%%
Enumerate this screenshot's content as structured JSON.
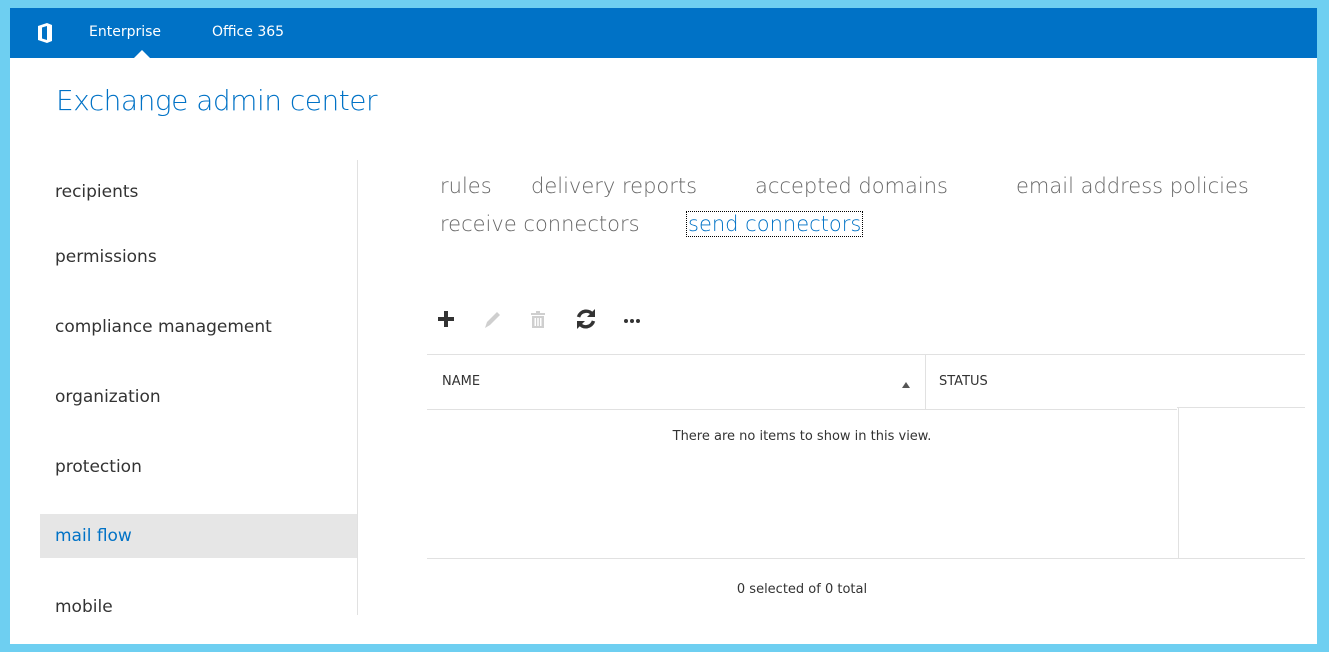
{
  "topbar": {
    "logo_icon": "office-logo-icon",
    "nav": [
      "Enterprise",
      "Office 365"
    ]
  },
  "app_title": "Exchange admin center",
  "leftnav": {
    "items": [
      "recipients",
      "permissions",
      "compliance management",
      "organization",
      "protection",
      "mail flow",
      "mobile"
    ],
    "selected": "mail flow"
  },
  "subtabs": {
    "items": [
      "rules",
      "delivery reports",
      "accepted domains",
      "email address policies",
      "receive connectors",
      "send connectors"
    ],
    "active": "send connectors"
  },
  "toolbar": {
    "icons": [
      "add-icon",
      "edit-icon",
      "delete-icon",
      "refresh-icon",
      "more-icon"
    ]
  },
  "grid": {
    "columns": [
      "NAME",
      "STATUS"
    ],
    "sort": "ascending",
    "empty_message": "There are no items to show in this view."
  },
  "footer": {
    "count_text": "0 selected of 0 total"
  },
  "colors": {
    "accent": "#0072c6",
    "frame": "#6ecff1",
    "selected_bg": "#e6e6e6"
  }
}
%%
%%
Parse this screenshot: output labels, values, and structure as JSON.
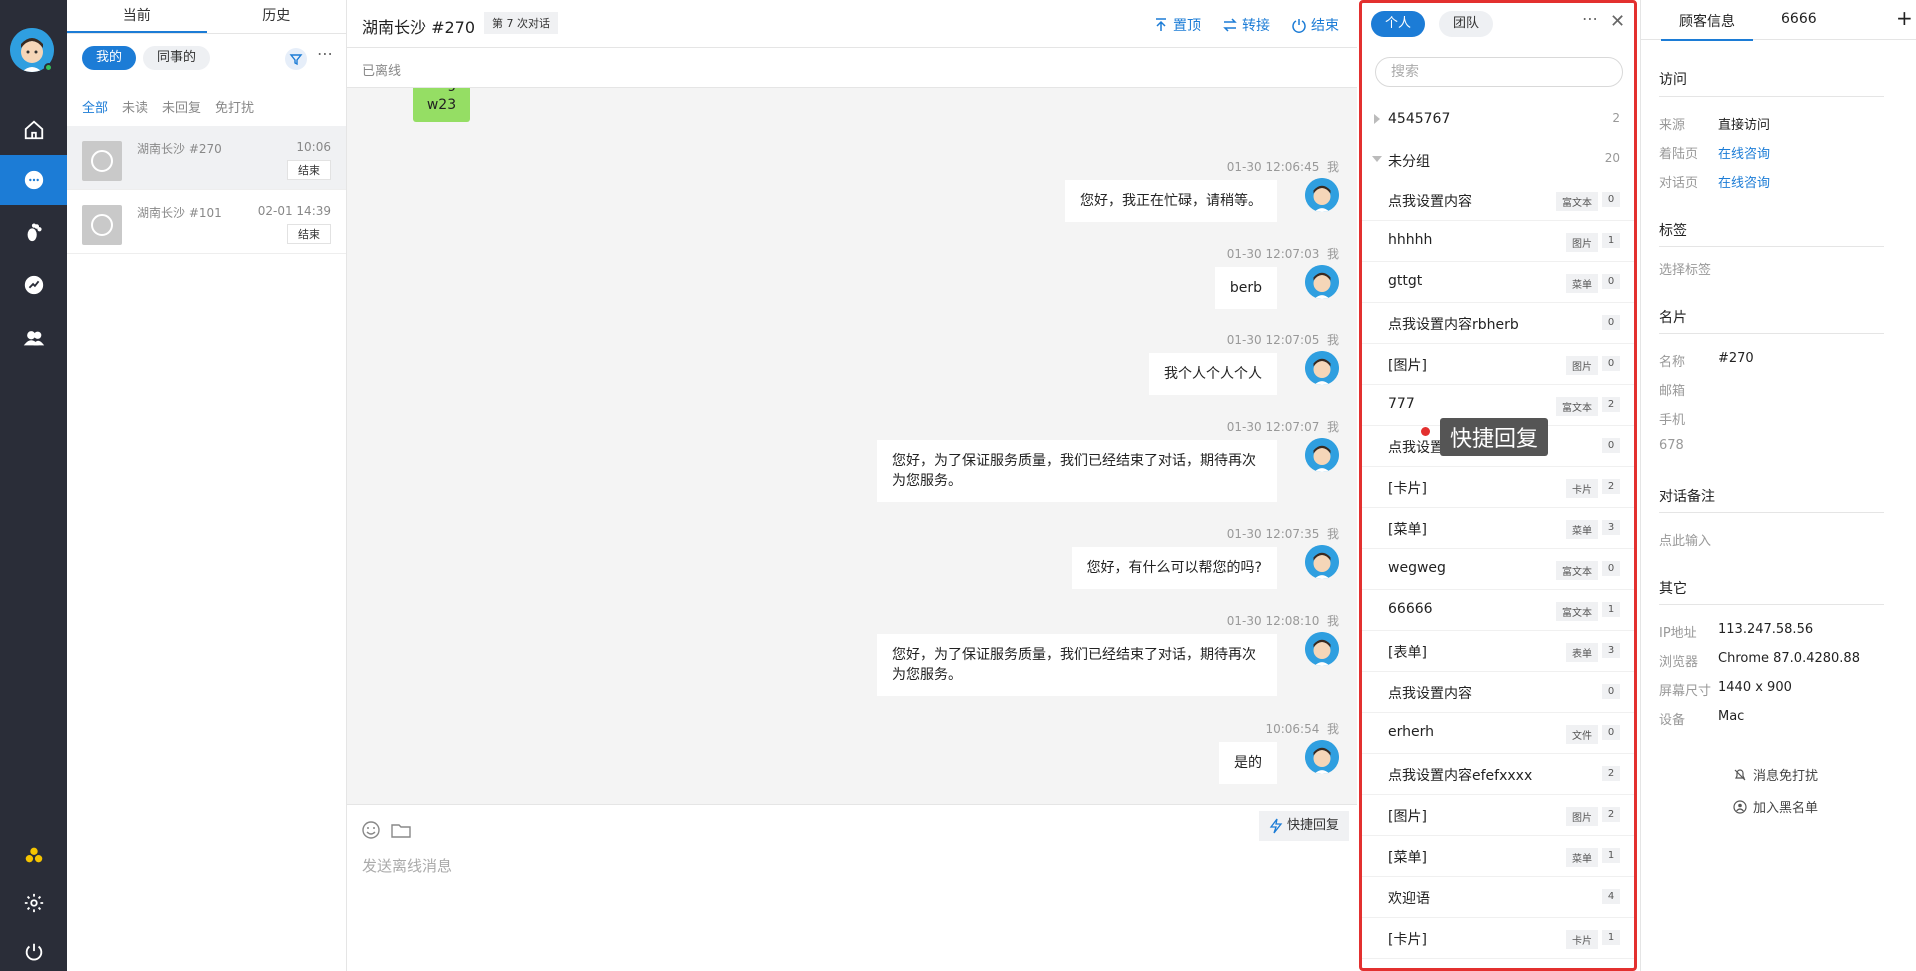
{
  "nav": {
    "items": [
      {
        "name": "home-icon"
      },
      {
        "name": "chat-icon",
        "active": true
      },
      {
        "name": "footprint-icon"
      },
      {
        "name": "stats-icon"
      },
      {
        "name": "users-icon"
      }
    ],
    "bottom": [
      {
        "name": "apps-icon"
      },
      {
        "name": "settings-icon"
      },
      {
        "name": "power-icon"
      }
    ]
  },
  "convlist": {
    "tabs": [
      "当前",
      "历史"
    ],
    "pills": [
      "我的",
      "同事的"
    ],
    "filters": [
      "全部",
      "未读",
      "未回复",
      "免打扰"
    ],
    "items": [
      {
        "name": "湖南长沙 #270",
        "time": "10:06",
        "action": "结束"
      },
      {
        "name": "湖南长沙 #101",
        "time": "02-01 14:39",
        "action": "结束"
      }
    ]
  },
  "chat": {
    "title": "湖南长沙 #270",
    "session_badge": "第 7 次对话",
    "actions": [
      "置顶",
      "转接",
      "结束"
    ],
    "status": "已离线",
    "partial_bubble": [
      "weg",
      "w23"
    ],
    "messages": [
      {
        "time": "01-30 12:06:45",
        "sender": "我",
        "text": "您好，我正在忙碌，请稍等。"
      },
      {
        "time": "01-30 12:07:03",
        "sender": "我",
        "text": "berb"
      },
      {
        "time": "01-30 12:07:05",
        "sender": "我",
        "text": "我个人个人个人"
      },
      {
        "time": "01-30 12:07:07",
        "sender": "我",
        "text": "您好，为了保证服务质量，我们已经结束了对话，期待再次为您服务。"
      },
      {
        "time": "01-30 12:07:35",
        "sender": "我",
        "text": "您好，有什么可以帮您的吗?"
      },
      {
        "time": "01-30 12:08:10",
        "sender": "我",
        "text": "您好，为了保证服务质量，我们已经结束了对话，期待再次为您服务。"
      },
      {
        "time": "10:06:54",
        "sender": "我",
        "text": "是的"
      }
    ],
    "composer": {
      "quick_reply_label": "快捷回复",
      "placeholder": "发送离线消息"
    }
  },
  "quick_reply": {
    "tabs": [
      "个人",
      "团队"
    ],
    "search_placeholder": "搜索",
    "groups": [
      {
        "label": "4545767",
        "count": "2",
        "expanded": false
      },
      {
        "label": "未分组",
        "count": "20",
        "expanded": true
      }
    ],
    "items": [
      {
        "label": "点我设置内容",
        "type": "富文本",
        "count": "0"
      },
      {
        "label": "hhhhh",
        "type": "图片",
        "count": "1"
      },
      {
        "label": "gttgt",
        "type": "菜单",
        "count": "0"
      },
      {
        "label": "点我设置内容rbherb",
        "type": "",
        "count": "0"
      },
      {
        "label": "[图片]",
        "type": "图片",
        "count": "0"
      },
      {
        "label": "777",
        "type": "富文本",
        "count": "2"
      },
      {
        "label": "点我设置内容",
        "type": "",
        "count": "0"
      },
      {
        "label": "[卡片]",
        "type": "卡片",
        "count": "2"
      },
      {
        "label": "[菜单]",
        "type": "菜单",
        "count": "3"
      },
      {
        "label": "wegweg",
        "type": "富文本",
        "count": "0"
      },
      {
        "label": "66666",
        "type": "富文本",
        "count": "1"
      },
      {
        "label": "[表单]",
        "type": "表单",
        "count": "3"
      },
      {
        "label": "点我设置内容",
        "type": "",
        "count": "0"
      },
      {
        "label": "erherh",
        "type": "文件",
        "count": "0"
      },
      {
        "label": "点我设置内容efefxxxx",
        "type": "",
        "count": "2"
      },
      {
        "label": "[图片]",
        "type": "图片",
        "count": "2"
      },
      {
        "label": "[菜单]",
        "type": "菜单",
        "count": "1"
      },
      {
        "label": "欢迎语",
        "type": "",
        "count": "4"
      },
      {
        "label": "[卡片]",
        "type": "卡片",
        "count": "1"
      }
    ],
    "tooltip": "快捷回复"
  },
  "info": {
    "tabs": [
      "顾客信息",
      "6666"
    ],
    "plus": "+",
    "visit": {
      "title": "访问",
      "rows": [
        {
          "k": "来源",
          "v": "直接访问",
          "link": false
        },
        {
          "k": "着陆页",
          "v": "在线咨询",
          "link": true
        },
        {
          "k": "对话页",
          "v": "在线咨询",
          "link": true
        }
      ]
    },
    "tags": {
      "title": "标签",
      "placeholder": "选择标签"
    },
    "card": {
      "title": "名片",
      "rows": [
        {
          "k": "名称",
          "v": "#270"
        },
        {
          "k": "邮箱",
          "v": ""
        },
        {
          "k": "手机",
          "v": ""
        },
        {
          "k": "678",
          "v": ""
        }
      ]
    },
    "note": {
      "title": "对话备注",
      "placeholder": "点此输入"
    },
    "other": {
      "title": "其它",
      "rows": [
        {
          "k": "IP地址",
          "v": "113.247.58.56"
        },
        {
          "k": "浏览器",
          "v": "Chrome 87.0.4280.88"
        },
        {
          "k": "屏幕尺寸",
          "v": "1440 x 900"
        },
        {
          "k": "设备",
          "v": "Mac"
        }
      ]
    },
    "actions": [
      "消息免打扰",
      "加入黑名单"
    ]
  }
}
%%
**Task to complete**
Lines containing the word "connectors" must all be returned from the material above.

**Final answer**
      "receive connectors",
      "send connectors"
    "active": "send connectors"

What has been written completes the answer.